"""

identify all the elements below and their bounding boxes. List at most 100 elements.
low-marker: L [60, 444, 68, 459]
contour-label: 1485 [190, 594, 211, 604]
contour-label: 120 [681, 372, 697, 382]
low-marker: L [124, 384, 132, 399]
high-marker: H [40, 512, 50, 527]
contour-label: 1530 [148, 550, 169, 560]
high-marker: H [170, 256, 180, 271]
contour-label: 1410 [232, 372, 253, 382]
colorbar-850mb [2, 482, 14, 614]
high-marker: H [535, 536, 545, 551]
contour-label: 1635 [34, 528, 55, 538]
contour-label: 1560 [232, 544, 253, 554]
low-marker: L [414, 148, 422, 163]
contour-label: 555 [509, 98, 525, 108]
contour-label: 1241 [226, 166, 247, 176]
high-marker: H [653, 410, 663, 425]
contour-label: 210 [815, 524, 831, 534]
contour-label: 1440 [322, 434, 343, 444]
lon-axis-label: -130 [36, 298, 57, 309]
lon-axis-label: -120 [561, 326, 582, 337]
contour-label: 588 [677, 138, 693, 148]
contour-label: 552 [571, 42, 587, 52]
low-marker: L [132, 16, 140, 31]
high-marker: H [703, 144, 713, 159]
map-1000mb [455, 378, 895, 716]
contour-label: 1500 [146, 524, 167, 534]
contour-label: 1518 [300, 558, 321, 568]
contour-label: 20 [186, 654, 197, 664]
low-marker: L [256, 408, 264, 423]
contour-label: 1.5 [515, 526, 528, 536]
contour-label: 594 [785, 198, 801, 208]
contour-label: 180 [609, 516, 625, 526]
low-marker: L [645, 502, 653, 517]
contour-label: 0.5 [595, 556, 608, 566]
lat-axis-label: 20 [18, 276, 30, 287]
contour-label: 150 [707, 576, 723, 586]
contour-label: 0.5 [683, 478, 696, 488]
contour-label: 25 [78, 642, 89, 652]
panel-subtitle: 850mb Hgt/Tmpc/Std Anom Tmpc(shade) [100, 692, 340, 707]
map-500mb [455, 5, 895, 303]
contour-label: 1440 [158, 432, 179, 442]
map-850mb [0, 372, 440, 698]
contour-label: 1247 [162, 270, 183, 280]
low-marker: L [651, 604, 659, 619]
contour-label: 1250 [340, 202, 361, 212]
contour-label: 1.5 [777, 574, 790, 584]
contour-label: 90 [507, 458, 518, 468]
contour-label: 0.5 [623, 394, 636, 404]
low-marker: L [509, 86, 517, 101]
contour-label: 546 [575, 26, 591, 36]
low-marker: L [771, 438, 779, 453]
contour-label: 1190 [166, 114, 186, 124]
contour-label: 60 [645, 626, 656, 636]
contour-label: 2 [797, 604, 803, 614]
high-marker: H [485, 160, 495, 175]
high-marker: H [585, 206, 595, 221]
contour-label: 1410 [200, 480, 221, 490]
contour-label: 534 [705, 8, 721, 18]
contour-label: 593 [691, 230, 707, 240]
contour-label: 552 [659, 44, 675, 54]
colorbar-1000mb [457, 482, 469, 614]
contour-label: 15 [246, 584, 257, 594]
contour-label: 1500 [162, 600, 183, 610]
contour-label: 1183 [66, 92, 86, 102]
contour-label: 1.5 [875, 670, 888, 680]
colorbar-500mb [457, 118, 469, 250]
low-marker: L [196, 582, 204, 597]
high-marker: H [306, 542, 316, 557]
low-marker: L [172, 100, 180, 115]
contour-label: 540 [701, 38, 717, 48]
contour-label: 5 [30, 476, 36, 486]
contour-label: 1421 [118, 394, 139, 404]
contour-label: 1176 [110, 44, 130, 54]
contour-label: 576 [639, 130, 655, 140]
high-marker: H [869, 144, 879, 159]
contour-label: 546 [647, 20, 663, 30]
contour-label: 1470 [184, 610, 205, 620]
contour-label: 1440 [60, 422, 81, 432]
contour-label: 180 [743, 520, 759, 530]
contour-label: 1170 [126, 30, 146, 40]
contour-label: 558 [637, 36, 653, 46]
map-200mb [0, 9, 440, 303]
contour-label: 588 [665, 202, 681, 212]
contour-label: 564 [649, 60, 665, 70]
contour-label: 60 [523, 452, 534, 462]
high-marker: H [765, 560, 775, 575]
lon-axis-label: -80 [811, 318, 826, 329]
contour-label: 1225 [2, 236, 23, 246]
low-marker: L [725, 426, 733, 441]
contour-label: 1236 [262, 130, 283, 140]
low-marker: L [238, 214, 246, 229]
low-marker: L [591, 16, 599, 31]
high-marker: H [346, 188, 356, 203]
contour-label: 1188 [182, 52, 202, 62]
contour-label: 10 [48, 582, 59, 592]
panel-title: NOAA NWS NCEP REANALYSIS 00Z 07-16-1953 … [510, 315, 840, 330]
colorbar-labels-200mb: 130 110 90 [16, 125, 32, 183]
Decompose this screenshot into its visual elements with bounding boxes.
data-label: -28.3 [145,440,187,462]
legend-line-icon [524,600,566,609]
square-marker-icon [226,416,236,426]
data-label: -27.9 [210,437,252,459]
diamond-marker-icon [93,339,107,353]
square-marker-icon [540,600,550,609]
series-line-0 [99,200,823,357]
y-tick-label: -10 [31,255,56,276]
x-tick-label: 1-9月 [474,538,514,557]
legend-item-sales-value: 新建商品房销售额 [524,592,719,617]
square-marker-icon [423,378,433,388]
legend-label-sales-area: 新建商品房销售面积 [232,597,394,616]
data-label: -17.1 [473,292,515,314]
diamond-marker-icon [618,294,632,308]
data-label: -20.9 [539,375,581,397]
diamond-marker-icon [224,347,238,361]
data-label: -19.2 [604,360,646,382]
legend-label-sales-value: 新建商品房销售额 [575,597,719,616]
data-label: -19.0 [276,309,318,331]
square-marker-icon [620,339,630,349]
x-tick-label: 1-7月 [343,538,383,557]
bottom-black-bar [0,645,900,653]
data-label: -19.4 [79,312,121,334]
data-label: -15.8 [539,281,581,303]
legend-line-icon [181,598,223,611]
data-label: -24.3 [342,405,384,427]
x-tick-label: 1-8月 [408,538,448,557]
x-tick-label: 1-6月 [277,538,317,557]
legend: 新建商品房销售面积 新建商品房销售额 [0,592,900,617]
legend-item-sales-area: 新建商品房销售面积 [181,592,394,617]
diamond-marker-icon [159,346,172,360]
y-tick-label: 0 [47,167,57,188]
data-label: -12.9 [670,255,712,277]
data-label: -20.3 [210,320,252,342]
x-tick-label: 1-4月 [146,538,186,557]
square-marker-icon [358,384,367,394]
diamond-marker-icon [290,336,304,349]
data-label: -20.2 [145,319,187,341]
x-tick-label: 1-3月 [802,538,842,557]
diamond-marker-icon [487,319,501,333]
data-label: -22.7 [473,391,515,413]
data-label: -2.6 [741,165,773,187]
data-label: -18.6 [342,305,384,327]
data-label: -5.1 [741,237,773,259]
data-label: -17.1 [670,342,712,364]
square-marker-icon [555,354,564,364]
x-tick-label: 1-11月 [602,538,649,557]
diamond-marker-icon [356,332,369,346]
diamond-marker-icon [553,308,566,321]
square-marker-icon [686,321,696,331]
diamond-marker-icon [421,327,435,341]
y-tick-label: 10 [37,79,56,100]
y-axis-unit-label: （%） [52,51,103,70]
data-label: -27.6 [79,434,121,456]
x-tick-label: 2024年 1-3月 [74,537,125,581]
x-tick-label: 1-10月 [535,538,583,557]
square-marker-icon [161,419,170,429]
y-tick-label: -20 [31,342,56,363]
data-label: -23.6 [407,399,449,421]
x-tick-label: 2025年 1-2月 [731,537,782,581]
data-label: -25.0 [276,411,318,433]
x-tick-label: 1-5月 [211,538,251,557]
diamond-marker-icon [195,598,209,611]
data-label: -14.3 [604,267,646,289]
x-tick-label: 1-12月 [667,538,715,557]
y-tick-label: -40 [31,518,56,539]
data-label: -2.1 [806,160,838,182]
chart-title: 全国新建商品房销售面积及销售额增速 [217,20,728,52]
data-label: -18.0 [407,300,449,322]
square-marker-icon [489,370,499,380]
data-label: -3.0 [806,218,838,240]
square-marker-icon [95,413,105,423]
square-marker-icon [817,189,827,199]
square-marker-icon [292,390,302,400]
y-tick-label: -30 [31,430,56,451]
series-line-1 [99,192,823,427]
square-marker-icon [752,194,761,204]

"""

Written request —
Repeat everything from the start of the records down to the line containing "contour-label: 20 [186, 654, 197, 664]", including both ends.

Correct response —
identify all the elements below and their bounding boxes. List at most 100 elements.
low-marker: L [60, 444, 68, 459]
contour-label: 1485 [190, 594, 211, 604]
contour-label: 120 [681, 372, 697, 382]
low-marker: L [124, 384, 132, 399]
high-marker: H [40, 512, 50, 527]
contour-label: 1530 [148, 550, 169, 560]
high-marker: H [170, 256, 180, 271]
contour-label: 1410 [232, 372, 253, 382]
colorbar-850mb [2, 482, 14, 614]
high-marker: H [535, 536, 545, 551]
contour-label: 1635 [34, 528, 55, 538]
contour-label: 1560 [232, 544, 253, 554]
low-marker: L [414, 148, 422, 163]
contour-label: 555 [509, 98, 525, 108]
contour-label: 1241 [226, 166, 247, 176]
high-marker: H [653, 410, 663, 425]
contour-label: 210 [815, 524, 831, 534]
contour-label: 1440 [322, 434, 343, 444]
lon-axis-label: -130 [36, 298, 57, 309]
lon-axis-label: -120 [561, 326, 582, 337]
contour-label: 588 [677, 138, 693, 148]
contour-label: 552 [571, 42, 587, 52]
low-marker: L [132, 16, 140, 31]
high-marker: H [703, 144, 713, 159]
map-1000mb [455, 378, 895, 716]
contour-label: 1500 [146, 524, 167, 534]
contour-label: 1518 [300, 558, 321, 568]
contour-label: 20 [186, 654, 197, 664]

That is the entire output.